Your task = Going through the material below, please gather all lines with the word "over" in them.

[BEGIN Data supplied]

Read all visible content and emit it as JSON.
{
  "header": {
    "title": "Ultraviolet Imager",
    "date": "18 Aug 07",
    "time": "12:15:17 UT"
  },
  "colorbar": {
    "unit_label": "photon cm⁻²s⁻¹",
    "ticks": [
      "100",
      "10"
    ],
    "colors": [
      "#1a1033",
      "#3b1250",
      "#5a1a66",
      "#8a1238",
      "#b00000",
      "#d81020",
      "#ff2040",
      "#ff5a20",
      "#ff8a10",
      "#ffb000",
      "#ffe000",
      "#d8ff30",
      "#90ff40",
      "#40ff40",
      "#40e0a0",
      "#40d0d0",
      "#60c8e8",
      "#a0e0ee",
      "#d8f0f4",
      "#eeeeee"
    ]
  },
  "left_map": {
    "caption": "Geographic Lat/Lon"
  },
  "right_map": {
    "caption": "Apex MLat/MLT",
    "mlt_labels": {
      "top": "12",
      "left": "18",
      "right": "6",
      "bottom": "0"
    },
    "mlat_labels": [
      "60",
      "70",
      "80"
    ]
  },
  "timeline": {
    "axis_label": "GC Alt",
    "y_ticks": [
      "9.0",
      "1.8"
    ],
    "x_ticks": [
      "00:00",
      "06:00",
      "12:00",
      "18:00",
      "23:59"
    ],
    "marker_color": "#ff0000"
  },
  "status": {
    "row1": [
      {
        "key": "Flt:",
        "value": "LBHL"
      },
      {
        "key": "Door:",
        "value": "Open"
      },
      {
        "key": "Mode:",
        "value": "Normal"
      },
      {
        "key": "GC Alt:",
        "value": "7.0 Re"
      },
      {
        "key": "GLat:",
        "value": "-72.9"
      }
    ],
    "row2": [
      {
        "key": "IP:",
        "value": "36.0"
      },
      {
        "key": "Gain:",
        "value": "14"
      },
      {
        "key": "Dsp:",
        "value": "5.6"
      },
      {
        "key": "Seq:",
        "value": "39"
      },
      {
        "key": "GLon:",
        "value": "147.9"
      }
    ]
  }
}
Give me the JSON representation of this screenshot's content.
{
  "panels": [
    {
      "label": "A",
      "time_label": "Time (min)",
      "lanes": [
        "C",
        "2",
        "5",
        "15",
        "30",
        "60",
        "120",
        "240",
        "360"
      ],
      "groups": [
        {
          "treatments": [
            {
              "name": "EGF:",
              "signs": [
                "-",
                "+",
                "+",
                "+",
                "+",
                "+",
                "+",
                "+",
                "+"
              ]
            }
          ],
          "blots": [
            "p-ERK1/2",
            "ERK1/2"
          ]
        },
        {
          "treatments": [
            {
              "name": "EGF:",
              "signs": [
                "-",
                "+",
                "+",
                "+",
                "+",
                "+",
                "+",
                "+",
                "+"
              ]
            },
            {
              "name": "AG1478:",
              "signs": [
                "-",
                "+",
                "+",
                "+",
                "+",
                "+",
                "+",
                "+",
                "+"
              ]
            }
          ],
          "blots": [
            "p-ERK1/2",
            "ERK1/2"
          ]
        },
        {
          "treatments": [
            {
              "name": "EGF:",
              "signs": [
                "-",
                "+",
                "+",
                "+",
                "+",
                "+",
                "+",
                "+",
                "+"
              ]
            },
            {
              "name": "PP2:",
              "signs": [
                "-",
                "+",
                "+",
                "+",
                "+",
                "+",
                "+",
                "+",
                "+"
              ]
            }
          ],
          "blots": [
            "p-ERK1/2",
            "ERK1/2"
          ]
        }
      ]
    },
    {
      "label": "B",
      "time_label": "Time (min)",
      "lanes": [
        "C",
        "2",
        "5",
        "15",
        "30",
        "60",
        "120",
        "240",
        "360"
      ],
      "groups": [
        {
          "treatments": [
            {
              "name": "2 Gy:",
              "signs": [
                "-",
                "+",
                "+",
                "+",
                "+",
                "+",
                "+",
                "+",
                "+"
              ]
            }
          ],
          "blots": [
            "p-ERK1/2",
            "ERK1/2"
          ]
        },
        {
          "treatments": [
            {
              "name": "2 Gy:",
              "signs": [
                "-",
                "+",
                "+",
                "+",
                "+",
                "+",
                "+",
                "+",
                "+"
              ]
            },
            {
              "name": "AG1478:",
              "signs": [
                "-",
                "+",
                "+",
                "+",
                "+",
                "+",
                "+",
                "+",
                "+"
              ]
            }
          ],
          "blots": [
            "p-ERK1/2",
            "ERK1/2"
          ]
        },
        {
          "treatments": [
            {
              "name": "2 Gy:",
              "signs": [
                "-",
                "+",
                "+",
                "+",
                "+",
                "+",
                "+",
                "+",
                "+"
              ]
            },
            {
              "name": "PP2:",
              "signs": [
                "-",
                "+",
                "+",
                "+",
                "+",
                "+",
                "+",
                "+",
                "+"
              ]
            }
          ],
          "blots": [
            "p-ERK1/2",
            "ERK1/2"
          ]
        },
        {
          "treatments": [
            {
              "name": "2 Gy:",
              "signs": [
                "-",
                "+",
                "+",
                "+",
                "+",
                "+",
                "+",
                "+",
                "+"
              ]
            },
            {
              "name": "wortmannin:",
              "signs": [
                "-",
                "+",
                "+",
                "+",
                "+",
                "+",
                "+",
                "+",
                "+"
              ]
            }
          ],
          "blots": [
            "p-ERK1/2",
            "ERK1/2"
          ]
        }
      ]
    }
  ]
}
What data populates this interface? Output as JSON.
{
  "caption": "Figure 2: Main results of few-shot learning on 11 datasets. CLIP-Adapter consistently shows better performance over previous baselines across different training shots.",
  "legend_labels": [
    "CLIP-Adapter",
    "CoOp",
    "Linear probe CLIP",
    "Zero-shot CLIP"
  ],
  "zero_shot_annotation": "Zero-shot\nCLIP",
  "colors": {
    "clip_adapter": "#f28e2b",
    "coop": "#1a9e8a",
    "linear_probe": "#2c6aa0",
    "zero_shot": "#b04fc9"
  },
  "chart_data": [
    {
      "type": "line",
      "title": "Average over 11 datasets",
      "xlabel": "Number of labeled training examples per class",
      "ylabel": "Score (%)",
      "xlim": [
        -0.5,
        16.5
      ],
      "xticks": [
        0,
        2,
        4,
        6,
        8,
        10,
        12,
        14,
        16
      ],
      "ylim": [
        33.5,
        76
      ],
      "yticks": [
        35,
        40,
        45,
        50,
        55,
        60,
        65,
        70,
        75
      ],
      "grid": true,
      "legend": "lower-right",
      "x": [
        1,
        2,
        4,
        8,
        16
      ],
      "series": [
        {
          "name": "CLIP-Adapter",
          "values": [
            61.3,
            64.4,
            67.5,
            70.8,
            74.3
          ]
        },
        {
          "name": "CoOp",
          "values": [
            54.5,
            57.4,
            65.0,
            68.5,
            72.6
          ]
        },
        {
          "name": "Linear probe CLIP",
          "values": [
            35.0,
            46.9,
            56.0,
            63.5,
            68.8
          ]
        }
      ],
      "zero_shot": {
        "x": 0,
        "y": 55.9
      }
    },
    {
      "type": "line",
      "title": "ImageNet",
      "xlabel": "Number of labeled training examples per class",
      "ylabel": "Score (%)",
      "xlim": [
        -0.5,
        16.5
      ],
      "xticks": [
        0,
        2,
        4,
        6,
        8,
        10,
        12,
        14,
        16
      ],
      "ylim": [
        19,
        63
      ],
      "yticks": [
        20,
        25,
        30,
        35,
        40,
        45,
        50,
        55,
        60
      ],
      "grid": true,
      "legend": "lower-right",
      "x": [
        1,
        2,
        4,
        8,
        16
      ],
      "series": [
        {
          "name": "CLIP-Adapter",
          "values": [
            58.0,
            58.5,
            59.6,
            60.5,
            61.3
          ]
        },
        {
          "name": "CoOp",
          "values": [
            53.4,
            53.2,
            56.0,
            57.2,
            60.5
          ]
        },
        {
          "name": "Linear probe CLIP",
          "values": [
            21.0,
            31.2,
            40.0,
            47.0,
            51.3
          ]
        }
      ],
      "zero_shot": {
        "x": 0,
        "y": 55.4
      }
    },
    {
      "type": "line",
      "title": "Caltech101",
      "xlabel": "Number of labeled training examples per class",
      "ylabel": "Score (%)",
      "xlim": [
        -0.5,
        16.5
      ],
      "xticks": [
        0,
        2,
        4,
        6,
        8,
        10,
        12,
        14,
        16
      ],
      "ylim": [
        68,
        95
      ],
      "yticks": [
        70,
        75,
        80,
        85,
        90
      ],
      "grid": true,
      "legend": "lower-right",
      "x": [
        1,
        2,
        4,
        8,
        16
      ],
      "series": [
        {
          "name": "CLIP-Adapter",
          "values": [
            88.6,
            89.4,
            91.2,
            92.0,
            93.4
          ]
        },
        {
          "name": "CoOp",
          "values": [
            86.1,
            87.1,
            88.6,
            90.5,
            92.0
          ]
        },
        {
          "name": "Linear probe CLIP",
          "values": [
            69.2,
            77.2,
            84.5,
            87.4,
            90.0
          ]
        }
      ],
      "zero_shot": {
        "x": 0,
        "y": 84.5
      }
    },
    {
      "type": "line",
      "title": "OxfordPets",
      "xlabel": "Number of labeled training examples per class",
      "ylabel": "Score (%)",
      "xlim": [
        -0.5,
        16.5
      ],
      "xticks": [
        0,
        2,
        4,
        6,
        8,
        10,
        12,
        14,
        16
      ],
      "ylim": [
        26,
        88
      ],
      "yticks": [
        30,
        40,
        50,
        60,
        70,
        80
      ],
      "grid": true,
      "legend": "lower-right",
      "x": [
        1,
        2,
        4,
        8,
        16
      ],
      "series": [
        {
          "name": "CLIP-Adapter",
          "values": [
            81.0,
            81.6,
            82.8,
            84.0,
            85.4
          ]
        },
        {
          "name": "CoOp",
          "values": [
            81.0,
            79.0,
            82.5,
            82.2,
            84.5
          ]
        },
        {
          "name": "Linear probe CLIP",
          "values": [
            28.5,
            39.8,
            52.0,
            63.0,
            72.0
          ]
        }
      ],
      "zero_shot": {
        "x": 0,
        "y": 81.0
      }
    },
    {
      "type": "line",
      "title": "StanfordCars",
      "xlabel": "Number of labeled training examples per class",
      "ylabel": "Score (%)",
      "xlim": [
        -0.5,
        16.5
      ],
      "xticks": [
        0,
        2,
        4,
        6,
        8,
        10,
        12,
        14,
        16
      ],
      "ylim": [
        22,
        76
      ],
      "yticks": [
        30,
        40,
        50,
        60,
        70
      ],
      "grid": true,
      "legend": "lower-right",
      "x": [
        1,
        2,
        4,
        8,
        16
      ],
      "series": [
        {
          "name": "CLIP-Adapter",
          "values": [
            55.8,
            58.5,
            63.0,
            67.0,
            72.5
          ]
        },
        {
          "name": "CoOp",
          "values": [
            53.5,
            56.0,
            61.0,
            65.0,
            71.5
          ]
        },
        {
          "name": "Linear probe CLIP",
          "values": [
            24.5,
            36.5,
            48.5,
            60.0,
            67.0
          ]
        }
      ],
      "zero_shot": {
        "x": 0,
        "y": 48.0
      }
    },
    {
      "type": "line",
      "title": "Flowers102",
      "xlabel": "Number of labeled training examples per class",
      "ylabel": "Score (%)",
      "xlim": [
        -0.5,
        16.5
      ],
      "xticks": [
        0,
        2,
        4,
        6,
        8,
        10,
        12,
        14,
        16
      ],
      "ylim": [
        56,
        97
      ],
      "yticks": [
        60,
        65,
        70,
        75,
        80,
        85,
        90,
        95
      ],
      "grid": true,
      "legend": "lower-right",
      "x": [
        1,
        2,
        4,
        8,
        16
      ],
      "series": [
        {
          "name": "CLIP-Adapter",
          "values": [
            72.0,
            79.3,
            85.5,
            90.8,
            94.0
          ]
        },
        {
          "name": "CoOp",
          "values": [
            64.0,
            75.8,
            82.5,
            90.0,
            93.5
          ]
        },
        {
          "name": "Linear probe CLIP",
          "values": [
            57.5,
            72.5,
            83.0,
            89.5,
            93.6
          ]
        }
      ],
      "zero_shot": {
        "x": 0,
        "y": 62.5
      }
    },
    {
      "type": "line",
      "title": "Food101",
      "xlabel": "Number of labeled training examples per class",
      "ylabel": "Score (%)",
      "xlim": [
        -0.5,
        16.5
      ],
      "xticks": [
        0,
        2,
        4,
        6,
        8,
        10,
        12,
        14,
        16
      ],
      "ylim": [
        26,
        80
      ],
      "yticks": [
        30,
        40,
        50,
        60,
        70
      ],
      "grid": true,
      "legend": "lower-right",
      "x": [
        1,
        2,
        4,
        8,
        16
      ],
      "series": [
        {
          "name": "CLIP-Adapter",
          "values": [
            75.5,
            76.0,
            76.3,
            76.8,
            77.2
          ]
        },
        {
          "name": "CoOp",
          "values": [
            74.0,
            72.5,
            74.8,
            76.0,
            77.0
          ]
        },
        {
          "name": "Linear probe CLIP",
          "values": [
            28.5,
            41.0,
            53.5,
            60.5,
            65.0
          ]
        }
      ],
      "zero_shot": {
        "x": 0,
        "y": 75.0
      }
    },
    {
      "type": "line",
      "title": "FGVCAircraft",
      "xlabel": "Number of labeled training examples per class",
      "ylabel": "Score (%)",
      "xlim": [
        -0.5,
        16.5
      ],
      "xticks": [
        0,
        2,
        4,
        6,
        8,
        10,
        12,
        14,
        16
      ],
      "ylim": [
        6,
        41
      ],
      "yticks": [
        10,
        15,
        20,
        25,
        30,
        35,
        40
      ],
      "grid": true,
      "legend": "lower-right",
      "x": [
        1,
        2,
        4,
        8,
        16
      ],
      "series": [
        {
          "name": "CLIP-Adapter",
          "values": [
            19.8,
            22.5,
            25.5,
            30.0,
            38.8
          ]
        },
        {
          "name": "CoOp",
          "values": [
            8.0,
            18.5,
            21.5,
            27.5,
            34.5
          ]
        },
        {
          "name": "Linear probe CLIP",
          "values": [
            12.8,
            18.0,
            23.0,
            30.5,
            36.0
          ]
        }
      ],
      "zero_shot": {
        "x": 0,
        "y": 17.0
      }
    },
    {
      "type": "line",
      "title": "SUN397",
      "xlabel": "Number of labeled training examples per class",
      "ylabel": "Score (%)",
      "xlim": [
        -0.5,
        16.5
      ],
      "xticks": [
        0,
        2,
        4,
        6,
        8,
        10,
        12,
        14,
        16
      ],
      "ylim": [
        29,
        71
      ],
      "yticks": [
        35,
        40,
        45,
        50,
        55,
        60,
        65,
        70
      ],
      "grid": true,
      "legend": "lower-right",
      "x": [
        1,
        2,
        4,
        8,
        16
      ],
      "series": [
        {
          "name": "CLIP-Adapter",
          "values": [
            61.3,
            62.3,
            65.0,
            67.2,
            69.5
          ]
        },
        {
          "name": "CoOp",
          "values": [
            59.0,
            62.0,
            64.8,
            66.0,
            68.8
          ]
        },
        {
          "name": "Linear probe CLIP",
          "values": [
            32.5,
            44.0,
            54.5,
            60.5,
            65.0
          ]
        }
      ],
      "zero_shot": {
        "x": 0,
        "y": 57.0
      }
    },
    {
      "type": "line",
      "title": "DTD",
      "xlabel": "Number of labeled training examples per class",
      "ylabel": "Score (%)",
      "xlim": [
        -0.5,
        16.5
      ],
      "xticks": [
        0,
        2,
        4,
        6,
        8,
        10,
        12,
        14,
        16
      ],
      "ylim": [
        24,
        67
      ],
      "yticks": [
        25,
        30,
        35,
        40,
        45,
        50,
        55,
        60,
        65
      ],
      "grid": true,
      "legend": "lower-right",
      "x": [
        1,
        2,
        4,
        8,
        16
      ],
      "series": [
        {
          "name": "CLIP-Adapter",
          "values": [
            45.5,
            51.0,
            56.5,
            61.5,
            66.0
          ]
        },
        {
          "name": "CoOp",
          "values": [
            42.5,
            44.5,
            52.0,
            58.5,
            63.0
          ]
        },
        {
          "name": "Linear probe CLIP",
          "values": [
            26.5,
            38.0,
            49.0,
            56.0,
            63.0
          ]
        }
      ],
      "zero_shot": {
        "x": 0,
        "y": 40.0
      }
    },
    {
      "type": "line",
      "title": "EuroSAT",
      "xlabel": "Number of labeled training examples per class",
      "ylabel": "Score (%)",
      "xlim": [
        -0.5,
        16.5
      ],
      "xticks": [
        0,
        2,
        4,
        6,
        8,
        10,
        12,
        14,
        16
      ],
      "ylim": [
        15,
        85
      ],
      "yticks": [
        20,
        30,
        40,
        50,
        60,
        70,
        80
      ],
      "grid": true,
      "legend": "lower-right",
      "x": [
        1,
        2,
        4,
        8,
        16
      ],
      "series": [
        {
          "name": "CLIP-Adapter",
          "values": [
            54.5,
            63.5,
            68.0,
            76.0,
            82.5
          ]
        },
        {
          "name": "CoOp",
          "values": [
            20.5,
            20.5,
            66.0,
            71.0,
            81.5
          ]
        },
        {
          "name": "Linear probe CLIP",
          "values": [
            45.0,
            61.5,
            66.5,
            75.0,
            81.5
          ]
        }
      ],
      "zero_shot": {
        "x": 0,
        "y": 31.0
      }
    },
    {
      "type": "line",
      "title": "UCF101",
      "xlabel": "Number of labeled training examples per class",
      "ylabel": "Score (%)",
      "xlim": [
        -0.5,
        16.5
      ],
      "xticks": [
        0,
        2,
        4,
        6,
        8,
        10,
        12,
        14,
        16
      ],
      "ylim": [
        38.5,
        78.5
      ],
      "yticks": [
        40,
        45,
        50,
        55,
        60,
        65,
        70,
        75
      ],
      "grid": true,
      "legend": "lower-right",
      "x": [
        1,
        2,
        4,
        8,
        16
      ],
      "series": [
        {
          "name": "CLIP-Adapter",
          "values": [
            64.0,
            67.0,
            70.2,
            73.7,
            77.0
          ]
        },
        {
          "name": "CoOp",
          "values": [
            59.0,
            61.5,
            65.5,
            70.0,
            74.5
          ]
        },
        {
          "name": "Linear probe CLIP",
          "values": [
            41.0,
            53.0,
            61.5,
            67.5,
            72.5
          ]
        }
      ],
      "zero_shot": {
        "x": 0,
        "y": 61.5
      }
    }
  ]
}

[END Data supplied]

Solved exercise =
  "caption": "Figure 2: Main results of few-shot learning on 11 datasets. CLIP-Adapter consistently shows better performance over previous baselines across different training shots.",
      "title": "Average over 11 datasets",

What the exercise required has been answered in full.